### SET PROBLEM
Using the entries that follow, count the lines containing the word "Campaign" and give that number by itself.

### RECORDED INFORMATION
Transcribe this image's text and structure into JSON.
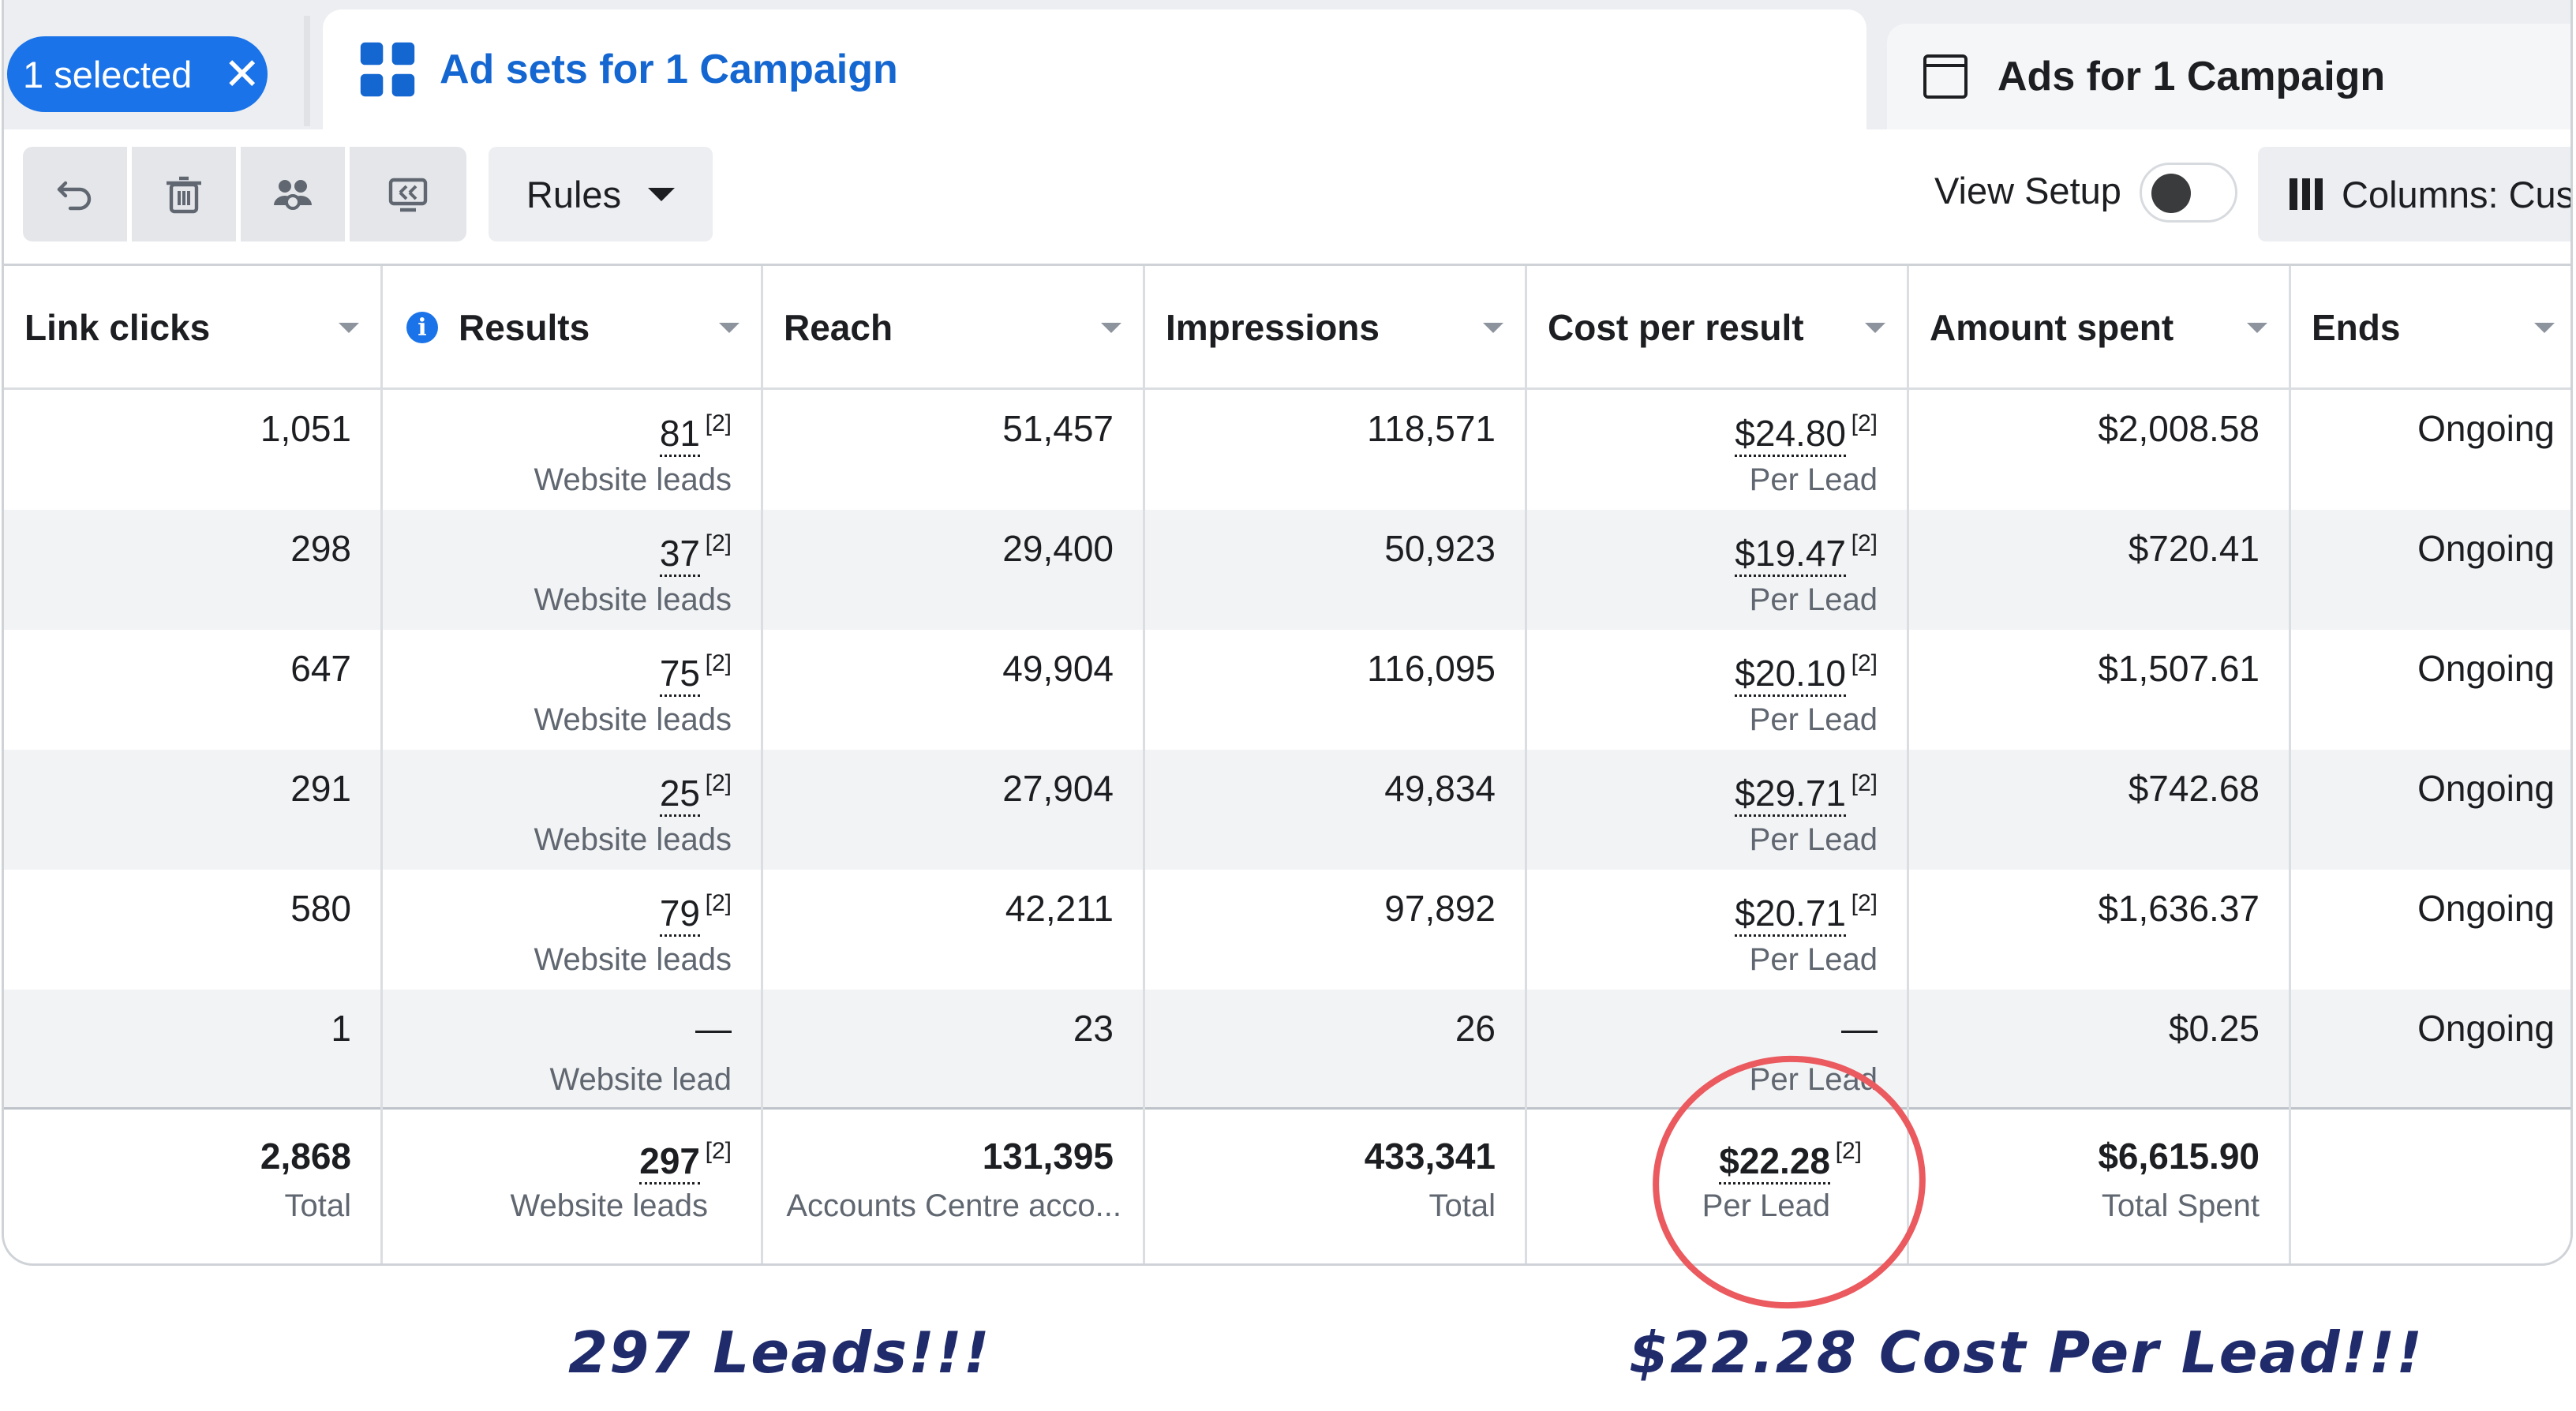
{
  "tabs": {
    "selected_pill": "1 selected",
    "active_tab": "Ad sets for 1 Campaign",
    "inactive_tab": "Ads for 1 Campaign"
  },
  "toolbar": {
    "rules_label": "Rules",
    "view_setup_label": "View Setup",
    "view_setup_on": false,
    "columns_label": "Columns: Cus"
  },
  "columns": [
    "Link clicks",
    "Results",
    "Reach",
    "Impressions",
    "Cost per result",
    "Amount spent",
    "Ends"
  ],
  "rows": [
    {
      "link_clicks": "1,051",
      "results": "81",
      "results_note": "[2]",
      "results_type": "Website leads",
      "reach": "51,457",
      "impressions": "118,571",
      "cpr": "$24.80",
      "cpr_note": "[2]",
      "cpr_type": "Per Lead",
      "spent": "$2,008.58",
      "ends": "Ongoing"
    },
    {
      "link_clicks": "298",
      "results": "37",
      "results_note": "[2]",
      "results_type": "Website leads",
      "reach": "29,400",
      "impressions": "50,923",
      "cpr": "$19.47",
      "cpr_note": "[2]",
      "cpr_type": "Per Lead",
      "spent": "$720.41",
      "ends": "Ongoing"
    },
    {
      "link_clicks": "647",
      "results": "75",
      "results_note": "[2]",
      "results_type": "Website leads",
      "reach": "49,904",
      "impressions": "116,095",
      "cpr": "$20.10",
      "cpr_note": "[2]",
      "cpr_type": "Per Lead",
      "spent": "$1,507.61",
      "ends": "Ongoing"
    },
    {
      "link_clicks": "291",
      "results": "25",
      "results_note": "[2]",
      "results_type": "Website leads",
      "reach": "27,904",
      "impressions": "49,834",
      "cpr": "$29.71",
      "cpr_note": "[2]",
      "cpr_type": "Per Lead",
      "spent": "$742.68",
      "ends": "Ongoing"
    },
    {
      "link_clicks": "580",
      "results": "79",
      "results_note": "[2]",
      "results_type": "Website leads",
      "reach": "42,211",
      "impressions": "97,892",
      "cpr": "$20.71",
      "cpr_note": "[2]",
      "cpr_type": "Per Lead",
      "spent": "$1,636.37",
      "ends": "Ongoing"
    },
    {
      "link_clicks": "1",
      "results": "—",
      "results_note": "",
      "results_type": "Website lead",
      "reach": "23",
      "impressions": "26",
      "cpr": "—",
      "cpr_note": "",
      "cpr_type": "Per Lead",
      "spent": "$0.25",
      "ends": "Ongoing"
    }
  ],
  "totals": {
    "link_clicks": "2,868",
    "link_clicks_sub": "Total",
    "results": "297",
    "results_note": "[2]",
    "results_sub": "Website leads",
    "reach": "131,395",
    "reach_sub": "Accounts Centre acco...",
    "impressions": "433,341",
    "impressions_sub": "Total",
    "cpr": "$22.28",
    "cpr_note": "[2]",
    "cpr_sub": "Per Lead",
    "spent": "$6,615.90",
    "spent_sub": "Total Spent"
  },
  "captions": {
    "left": "297 Leads!!!",
    "right": "$22.28 Cost Per Lead!!!"
  },
  "colors": {
    "accent": "#1a73e8",
    "annotation_circle": "#ea5a5f",
    "caption_text": "#1f2b6b"
  }
}
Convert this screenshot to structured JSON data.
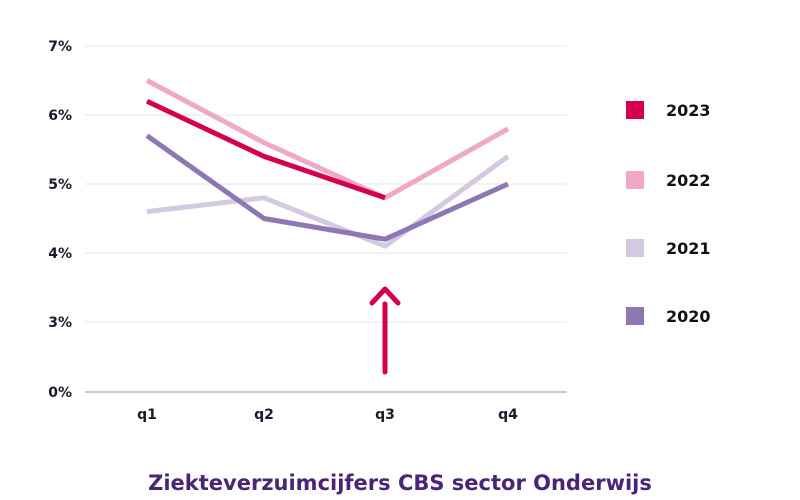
{
  "chart_data": {
    "type": "line",
    "title": "Ziekteverzuimcijfers CBS sector Onderwijs",
    "x": [
      "q1",
      "q2",
      "q3",
      "q4"
    ],
    "y_ticks": [
      "0%",
      "3%",
      "4%",
      "5%",
      "6%",
      "7%"
    ],
    "y_tick_values": [
      0,
      3,
      4,
      5,
      6,
      7
    ],
    "y_scale": "broken",
    "series": [
      {
        "name": "2020",
        "values": [
          5.7,
          4.5,
          4.2,
          5.0
        ],
        "color": "#8e78b4"
      },
      {
        "name": "2021",
        "values": [
          4.6,
          4.8,
          4.1,
          5.4
        ],
        "color": "#d4c9e1"
      },
      {
        "name": "2022",
        "values": [
          6.5,
          5.6,
          4.8,
          5.8
        ],
        "color": "#f0a8c4"
      },
      {
        "name": "2023",
        "values": [
          6.2,
          5.4,
          4.8,
          null
        ],
        "color": "#d4004f"
      }
    ],
    "legend_order": [
      "2023",
      "2022",
      "2021",
      "2020"
    ],
    "legend": "right",
    "grid": "horizontal",
    "annotation": {
      "type": "arrow",
      "at": "q3",
      "color": "#d4004f"
    }
  }
}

### ANSWER
2